Data items:
★ ★ ★ ★

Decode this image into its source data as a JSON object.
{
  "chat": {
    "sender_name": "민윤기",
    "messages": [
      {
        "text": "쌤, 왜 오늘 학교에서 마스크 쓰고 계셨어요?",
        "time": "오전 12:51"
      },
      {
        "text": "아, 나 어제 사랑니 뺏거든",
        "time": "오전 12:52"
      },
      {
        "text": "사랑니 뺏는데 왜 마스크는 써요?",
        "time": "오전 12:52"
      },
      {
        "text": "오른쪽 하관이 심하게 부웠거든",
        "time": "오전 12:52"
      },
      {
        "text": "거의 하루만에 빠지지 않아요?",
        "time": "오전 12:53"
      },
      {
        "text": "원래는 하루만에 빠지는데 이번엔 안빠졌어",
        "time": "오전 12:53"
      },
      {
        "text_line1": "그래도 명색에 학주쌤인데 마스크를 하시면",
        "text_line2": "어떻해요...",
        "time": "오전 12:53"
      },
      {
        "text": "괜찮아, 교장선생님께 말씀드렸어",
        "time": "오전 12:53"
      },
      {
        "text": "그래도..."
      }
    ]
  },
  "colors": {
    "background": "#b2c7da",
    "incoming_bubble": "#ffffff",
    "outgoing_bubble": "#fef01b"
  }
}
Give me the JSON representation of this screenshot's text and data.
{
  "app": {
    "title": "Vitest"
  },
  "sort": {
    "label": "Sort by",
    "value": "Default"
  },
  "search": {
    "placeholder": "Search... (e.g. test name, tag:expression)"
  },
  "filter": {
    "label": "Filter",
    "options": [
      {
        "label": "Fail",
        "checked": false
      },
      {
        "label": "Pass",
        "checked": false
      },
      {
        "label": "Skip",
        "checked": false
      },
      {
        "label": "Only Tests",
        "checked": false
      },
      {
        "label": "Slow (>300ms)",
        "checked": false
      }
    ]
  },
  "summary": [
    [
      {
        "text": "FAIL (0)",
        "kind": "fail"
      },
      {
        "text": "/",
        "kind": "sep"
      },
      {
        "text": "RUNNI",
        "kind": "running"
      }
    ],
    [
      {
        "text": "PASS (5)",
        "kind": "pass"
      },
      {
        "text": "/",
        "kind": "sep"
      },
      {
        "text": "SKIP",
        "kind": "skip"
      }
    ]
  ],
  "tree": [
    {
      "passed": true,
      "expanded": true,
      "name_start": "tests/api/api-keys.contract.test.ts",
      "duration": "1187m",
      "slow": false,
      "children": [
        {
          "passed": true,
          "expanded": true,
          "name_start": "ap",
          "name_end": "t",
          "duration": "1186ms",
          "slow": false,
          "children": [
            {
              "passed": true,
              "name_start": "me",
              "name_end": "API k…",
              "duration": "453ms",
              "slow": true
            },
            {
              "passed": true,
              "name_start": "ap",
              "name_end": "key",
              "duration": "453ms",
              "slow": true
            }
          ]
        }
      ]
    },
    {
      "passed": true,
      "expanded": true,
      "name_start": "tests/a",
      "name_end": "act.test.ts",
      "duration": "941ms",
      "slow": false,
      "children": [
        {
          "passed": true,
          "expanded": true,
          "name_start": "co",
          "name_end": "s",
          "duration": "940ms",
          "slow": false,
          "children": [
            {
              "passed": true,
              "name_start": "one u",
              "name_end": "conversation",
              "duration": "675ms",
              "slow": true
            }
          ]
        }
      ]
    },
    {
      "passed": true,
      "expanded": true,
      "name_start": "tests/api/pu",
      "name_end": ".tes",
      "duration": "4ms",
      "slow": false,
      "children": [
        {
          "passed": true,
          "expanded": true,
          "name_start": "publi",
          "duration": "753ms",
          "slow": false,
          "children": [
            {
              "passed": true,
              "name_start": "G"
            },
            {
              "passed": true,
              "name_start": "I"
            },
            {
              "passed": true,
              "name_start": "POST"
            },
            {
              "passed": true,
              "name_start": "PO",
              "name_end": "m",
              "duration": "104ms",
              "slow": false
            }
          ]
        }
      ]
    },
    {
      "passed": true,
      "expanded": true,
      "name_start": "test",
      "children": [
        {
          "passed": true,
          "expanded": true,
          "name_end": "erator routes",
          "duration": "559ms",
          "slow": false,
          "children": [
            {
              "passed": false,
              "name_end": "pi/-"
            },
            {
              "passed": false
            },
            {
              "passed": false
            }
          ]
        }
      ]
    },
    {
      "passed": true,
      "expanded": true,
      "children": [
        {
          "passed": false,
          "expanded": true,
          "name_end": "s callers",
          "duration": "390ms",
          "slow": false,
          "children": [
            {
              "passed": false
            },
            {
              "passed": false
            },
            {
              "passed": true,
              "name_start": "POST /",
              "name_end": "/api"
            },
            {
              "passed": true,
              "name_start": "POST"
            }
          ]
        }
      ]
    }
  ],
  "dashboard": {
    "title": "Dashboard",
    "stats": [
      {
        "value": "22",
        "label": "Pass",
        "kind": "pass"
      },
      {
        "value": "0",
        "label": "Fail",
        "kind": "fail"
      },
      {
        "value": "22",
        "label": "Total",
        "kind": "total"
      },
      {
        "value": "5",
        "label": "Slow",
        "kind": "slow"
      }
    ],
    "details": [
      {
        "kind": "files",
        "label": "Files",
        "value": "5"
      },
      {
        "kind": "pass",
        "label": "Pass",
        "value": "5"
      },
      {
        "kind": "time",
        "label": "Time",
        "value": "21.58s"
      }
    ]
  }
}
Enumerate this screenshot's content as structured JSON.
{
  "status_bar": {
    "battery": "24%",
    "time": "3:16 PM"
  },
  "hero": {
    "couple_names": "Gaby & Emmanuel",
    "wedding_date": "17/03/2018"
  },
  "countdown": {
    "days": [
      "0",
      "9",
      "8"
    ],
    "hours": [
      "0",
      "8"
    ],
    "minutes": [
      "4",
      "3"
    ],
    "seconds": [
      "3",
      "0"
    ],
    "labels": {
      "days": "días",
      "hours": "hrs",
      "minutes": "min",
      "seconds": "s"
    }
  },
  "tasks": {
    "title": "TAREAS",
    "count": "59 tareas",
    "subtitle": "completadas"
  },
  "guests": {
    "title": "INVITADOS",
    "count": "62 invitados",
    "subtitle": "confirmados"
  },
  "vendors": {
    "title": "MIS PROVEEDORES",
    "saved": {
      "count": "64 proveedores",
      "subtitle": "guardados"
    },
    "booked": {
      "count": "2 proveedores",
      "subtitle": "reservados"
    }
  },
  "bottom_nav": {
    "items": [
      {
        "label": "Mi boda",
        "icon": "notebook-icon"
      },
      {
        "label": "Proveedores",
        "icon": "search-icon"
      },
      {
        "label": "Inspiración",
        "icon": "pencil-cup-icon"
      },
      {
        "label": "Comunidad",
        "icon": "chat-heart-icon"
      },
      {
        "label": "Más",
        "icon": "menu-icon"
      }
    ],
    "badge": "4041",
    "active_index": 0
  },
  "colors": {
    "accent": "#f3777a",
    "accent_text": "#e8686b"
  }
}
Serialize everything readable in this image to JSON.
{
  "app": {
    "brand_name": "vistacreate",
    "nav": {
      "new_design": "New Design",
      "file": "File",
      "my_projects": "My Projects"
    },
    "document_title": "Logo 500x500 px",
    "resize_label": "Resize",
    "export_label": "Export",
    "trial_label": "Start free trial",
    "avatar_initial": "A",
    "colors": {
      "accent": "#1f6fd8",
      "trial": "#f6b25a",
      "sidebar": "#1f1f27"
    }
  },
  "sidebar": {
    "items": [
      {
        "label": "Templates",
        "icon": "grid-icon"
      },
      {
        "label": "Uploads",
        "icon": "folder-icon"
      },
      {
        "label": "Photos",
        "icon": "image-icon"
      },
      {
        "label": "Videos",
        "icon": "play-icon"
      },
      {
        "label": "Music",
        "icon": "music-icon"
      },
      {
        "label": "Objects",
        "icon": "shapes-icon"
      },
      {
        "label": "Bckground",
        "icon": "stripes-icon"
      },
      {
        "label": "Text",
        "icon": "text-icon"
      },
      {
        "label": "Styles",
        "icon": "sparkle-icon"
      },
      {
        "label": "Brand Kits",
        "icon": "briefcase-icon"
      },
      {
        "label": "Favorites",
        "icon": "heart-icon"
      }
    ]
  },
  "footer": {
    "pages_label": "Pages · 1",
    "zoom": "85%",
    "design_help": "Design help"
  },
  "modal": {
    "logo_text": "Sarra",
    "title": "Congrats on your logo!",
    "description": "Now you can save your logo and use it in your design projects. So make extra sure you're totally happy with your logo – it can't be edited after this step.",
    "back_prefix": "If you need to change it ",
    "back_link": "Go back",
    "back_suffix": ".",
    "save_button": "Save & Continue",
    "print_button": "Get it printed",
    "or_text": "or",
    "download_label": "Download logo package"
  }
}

★ ★ ★ ★

## Goal
Gather each line of the listing containing the word "value" and show it.

## Final result
    "value": "Default"
        "value": "22",
        "value": "0",
        "value": "22",
        "value": "5",
        "value": "5"
        "value": "5"
        "value": "21.58s"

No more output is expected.